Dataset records
--------------------
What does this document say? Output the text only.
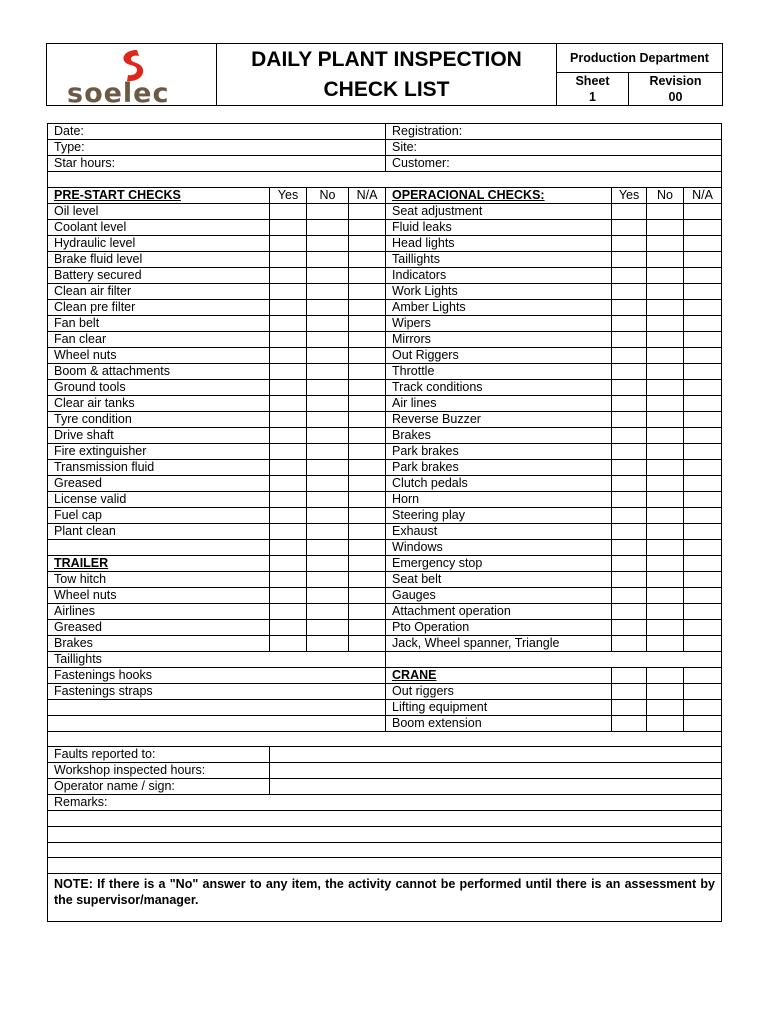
soelec
DAILY PLANT INSPECTION
CHECK LIST
Production Department
Sheet
1
Revision
00
Date:				Registration:			
Type:				Site:			
Star hours:				Customer:			

PRE-START CHECKS	Yes	No	N/A	OPERACIONAL CHECKS:	Yes	No	N/A
Oil level				Seat adjustment			
Coolant level				Fluid leaks			
Hydraulic level				Head lights			
Brake fluid level				Taillights			
Battery secured				Indicators			
Clean air filter				Work Lights			
Clean pre filter				Amber Lights			
Fan belt				Wipers			
Fan clear				Mirrors			
Wheel nuts				Out Riggers			
Boom & attachments				Throttle			
Ground tools				Track conditions			
Clear air tanks				Air lines			
Tyre condition				Reverse Buzzer			
Drive shaft				Brakes			
Fire extinguisher				Park brakes			
Transmission fluid				Park brakes			
Greased				Clutch pedals			
License valid				Horn			
Fuel cap				Steering play			
Plant clean				Exhaust			
				Windows			
TRAILER				Emergency stop			
Tow hitch				Seat belt			
Wheel nuts				Gauges			
Airlines				Attachment operation			
Greased				Pto Operation			
Brakes				Jack, Wheel spanner, Triangle			
Taillights							
Fastenings hooks				CRANE			
Fastenings straps				Out riggers			
				Lifting equipment			
				Boom extension			

Faults reported to:							
Workshop inspected hours:							
Operator name / sign:							
Remarks:							

NOTE: If there is a "No" answer to any item, the activity cannot be performed until there is an assessment by the supervisor/manager.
--------------------
The problem - Strip the images and reproduce the remaining records precisely.

Result of this exercise -
What does this document say? Output the text only.
soelec
DAILY PLANT INSPECTION
CHECK LIST
Production Department
Sheet
1
Revision
00
Date:				Registration:			
Type:				Site:			
Star hours:				Customer:			

PRE-START CHECKS	Yes	No	N/A	OPERACIONAL CHECKS:	Yes	No	N/A
Oil level				Seat adjustment			
Coolant level				Fluid leaks			
Hydraulic level				Head lights			
Brake fluid level				Taillights			
Battery secured				Indicators			
Clean air filter				Work Lights			
Clean pre filter				Amber Lights			
Fan belt				Wipers			
Fan clear				Mirrors			
Wheel nuts				Out Riggers			
Boom & attachments				Throttle			
Ground tools				Track conditions			
Clear air tanks				Air lines			
Tyre condition				Reverse Buzzer			
Drive shaft				Brakes			
Fire extinguisher				Park brakes			
Transmission fluid				Park brakes			
Greased				Clutch pedals			
License valid				Horn			
Fuel cap				Steering play			
Plant clean				Exhaust			
				Windows			
TRAILER				Emergency stop			
Tow hitch				Seat belt			
Wheel nuts				Gauges			
Airlines				Attachment operation			
Greased				Pto Operation			
Brakes				Jack, Wheel spanner, Triangle			
Taillights							
Fastenings hooks				CRANE			
Fastenings straps				Out riggers			
				Lifting equipment			
				Boom extension			

Faults reported to:							
Workshop inspected hours:							
Operator name / sign:							
Remarks:							

NOTE: If there is a "No" answer to any item, the activity cannot be performed until there is an assessment by the supervisor/manager.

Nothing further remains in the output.